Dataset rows
════════

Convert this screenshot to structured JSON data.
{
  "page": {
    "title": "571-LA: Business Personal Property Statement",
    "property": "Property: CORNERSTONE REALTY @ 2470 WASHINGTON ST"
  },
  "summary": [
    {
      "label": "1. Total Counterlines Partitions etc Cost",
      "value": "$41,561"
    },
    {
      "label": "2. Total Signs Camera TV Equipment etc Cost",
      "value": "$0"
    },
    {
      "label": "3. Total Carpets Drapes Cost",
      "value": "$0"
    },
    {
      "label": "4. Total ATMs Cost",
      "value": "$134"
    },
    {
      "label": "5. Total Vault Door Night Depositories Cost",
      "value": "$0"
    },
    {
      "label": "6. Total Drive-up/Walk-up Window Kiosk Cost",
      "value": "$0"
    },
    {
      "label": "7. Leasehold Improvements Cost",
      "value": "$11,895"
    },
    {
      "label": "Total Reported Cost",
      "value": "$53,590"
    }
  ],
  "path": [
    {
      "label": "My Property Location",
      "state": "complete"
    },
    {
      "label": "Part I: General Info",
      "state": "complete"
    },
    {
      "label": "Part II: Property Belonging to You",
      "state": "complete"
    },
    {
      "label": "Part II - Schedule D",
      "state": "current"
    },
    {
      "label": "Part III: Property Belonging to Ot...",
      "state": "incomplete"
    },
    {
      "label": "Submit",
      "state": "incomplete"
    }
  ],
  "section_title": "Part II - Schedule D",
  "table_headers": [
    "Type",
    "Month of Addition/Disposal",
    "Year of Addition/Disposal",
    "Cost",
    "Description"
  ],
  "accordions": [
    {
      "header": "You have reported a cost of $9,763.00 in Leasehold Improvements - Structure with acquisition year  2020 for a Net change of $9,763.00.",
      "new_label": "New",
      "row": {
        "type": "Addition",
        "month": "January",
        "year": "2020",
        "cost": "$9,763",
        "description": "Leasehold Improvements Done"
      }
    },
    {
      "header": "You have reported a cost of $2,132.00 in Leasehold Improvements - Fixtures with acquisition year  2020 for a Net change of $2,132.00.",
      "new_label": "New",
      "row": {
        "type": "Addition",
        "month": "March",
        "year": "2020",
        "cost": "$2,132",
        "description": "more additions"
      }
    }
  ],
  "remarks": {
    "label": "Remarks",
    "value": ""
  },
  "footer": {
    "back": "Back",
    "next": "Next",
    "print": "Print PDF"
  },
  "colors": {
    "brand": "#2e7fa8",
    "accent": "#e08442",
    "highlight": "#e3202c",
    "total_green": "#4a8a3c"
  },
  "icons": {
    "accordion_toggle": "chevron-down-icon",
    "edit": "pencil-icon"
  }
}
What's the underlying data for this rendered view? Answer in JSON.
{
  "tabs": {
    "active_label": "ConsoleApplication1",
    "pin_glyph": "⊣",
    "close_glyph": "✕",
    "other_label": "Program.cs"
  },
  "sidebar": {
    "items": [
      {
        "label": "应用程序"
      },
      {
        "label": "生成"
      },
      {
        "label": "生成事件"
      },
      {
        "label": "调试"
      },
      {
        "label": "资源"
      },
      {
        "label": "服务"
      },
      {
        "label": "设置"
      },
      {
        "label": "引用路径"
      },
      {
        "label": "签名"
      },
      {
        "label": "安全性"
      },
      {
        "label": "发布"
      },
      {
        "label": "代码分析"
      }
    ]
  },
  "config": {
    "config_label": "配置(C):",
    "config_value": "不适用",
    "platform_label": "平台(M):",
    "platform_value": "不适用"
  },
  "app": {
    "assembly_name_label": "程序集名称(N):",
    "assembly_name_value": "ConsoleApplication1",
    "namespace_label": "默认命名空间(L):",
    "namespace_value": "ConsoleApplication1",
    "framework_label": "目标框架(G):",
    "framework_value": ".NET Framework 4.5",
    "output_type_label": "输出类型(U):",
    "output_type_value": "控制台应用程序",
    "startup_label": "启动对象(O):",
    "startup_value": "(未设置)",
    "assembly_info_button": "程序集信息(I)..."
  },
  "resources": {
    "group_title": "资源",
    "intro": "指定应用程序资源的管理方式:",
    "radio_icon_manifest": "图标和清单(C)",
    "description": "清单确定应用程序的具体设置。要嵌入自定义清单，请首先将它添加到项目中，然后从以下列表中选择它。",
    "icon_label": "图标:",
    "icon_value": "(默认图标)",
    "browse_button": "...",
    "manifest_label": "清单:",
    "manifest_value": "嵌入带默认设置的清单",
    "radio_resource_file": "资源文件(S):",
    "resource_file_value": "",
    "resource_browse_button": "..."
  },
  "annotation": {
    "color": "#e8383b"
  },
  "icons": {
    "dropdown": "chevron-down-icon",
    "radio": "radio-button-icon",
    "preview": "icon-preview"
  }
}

════════

§ **Goal**: Your task is to retype all the records above with nothing left out.

§ **Task solution**:
Convert this screenshot to structured JSON data.
{
  "page": {
    "title": "571-LA: Business Personal Property Statement",
    "property": "Property: CORNERSTONE REALTY @ 2470 WASHINGTON ST"
  },
  "summary": [
    {
      "label": "1. Total Counterlines Partitions etc Cost",
      "value": "$41,561"
    },
    {
      "label": "2. Total Signs Camera TV Equipment etc Cost",
      "value": "$0"
    },
    {
      "label": "3. Total Carpets Drapes Cost",
      "value": "$0"
    },
    {
      "label": "4. Total ATMs Cost",
      "value": "$134"
    },
    {
      "label": "5. Total Vault Door Night Depositories Cost",
      "value": "$0"
    },
    {
      "label": "6. Total Drive-up/Walk-up Window Kiosk Cost",
      "value": "$0"
    },
    {
      "label": "7. Leasehold Improvements Cost",
      "value": "$11,895"
    },
    {
      "label": "Total Reported Cost",
      "value": "$53,590"
    }
  ],
  "path": [
    {
      "label": "My Property Location",
      "state": "complete"
    },
    {
      "label": "Part I: General Info",
      "state": "complete"
    },
    {
      "label": "Part II: Property Belonging to You",
      "state": "complete"
    },
    {
      "label": "Part II - Schedule D",
      "state": "current"
    },
    {
      "label": "Part III: Property Belonging to Ot...",
      "state": "incomplete"
    },
    {
      "label": "Submit",
      "state": "incomplete"
    }
  ],
  "section_title": "Part II - Schedule D",
  "table_headers": [
    "Type",
    "Month of Addition/Disposal",
    "Year of Addition/Disposal",
    "Cost",
    "Description"
  ],
  "accordions": [
    {
      "header": "You have reported a cost of $9,763.00 in Leasehold Improvements - Structure with acquisition year  2020 for a Net change of $9,763.00.",
      "new_label": "New",
      "row": {
        "type": "Addition",
        "month": "January",
        "year": "2020",
        "cost": "$9,763",
        "description": "Leasehold Improvements Done"
      }
    },
    {
      "header": "You have reported a cost of $2,132.00 in Leasehold Improvements - Fixtures with acquisition year  2020 for a Net change of $2,132.00.",
      "new_label": "New",
      "row": {
        "type": "Addition",
        "month": "March",
        "year": "2020",
        "cost": "$2,132",
        "description": "more additions"
      }
    }
  ],
  "remarks": {
    "label": "Remarks",
    "value": ""
  },
  "footer": {
    "back": "Back",
    "next": "Next",
    "print": "Print PDF"
  },
  "colors": {
    "brand": "#2e7fa8",
    "accent": "#e08442",
    "highlight": "#e3202c",
    "total_green": "#4a8a3c"
  },
  "icons": {
    "accordion_toggle": "chevron-down-icon",
    "edit": "pencil-icon"
  }
}
What's the underlying data for this rendered view? Answer in JSON.
{
  "tabs": {
    "active_label": "ConsoleApplication1",
    "pin_glyph": "⊣",
    "close_glyph": "✕",
    "other_label": "Program.cs"
  },
  "sidebar": {
    "items": [
      {
        "label": "应用程序"
      },
      {
        "label": "生成"
      },
      {
        "label": "生成事件"
      },
      {
        "label": "调试"
      },
      {
        "label": "资源"
      },
      {
        "label": "服务"
      },
      {
        "label": "设置"
      },
      {
        "label": "引用路径"
      },
      {
        "label": "签名"
      },
      {
        "label": "安全性"
      },
      {
        "label": "发布"
      },
      {
        "label": "代码分析"
      }
    ]
  },
  "config": {
    "config_label": "配置(C):",
    "config_value": "不适用",
    "platform_label": "平台(M):",
    "platform_value": "不适用"
  },
  "app": {
    "assembly_name_label": "程序集名称(N):",
    "assembly_name_value": "ConsoleApplication1",
    "namespace_label": "默认命名空间(L):",
    "namespace_value": "ConsoleApplication1",
    "framework_label": "目标框架(G):",
    "framework_value": ".NET Framework 4.5",
    "output_type_label": "输出类型(U):",
    "output_type_value": "控制台应用程序",
    "startup_label": "启动对象(O):",
    "startup_value": "(未设置)",
    "assembly_info_button": "程序集信息(I)..."
  },
  "resources": {
    "group_title": "资源",
    "intro": "指定应用程序资源的管理方式:",
    "radio_icon_manifest": "图标和清单(C)",
    "description": "清单确定应用程序的具体设置。要嵌入自定义清单，请首先将它添加到项目中，然后从以下列表中选择它。",
    "icon_label": "图标:",
    "icon_value": "(默认图标)",
    "browse_button": "...",
    "manifest_label": "清单:",
    "manifest_value": "嵌入带默认设置的清单",
    "radio_resource_file": "资源文件(S):",
    "resource_file_value": "",
    "resource_browse_button": "..."
  },
  "annotation": {
    "color": "#e8383b"
  },
  "icons": {
    "dropdown": "chevron-down-icon",
    "radio": "radio-button-icon",
    "preview": "icon-preview"
  }
}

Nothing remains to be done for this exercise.